#### Task requirements:
Each line of the listing that contains the word "unas" is to be copied.

╔══

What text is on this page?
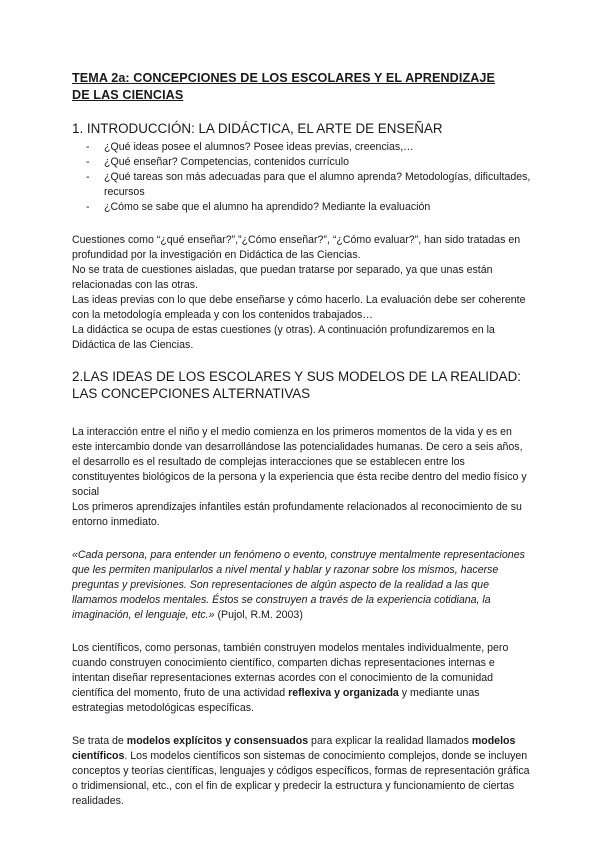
TEMA 2a: CONCEPCIONES DE LOS ESCOLARES Y EL APRENDIZAJE
DE LAS CIENCIAS
1. INTRODUCCIÓN: LA DIDÁCTICA, EL ARTE DE ENSEÑAR
- ¿Qué ideas posee el alumnos? Posee ideas previas, creencias,…
- ¿Qué enseñar? Competencias, contenidos currículo
- ¿Qué tareas son más adecuadas para que el alumno aprenda? Metodologías, dificultades, recursos
- ¿Cómo se sabe que el alumno ha aprendido? Mediante la evaluación

Cuestiones como “¿qué enseñar?”,”¿Cómo enseñar?”, “¿Cómo evaluar?”, han sido tratadas en profundidad por la investigación en Didáctica de las Ciencias.

No se trata de cuestiones aisladas, que puedan tratarse por separado, ya que unas están relacionadas con las otras.

Las ideas previas con lo que debe enseñarse y cómo hacerlo. La evaluación debe ser coherente con la metodología empleada y con los contenidos trabajados…

La didáctica se ocupa de estas cuestiones (y otras). A continuación profundizaremos en la Didáctica de las Ciencias.

2.LAS IDEAS DE LOS ESCOLARES Y SUS MODELOS DE LA REALIDAD:
LAS CONCEPCIONES ALTERNATIVAS

La interacción entre el niño y el medio comienza en los primeros momentos de la vida y es en este intercambio donde van desarrollándose las potencialidades humanas. De cero a seis años, el desarrollo es el resultado de complejas interacciones que se establecen entre los constituyentes biológicos de la persona y la experiencia que ésta recibe dentro del medio físico y social

Los primeros aprendizajes infantiles están profundamente relacionados al reconocimiento de su entorno inmediato.

«Cada persona, para entender un fenómeno o evento, construye mentalmente representaciones que les permiten manipularlos a nivel mental y hablar y razonar sobre los mismos, hacerse preguntas y previsiones. Son representaciones de algún aspecto de la realidad a las que llamamos modelos mentales. Éstos se construyen a través de la experiencia cotidiana, la imaginación, el lenguaje, etc.» (Pujol, R.M. 2003)

Los científicos, como personas, también construyen modelos mentales individualmente, pero cuando construyen conocimiento científico, comparten dichas representaciones internas e intentan diseñar representaciones externas acordes con el conocimiento de la comunidad científica del momento, fruto de una actividad reflexiva y organizada y mediante unas estrategias metodológicas específicas.

Se trata de modelos explícitos y consensuados para explicar la realidad llamados modelos científicos. Los modelos científicos son sistemas de conocimiento complejos, donde se incluyen conceptos y teorías científicas, lenguajes y códigos específicos, formas de representación gráfica o tridimensional, etc., con el fin de explicar y predecir la estructura y funcionamiento de ciertas realidades.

╚══

#### Output of the task:
No se trata de cuestiones aisladas, que puedan tratarse por separado, ya que unas están relacionadas con las otras.
Los científicos, como personas, también construyen modelos mentales individualmente, pero cuando construyen conocimiento científico, comparten dichas representaciones internas e intentan diseñar representaciones externas acordes con el conocimiento de la comunidad científica del momento, fruto de una actividad reflexiva y organizada y mediante unas estrategias metodológicas específicas.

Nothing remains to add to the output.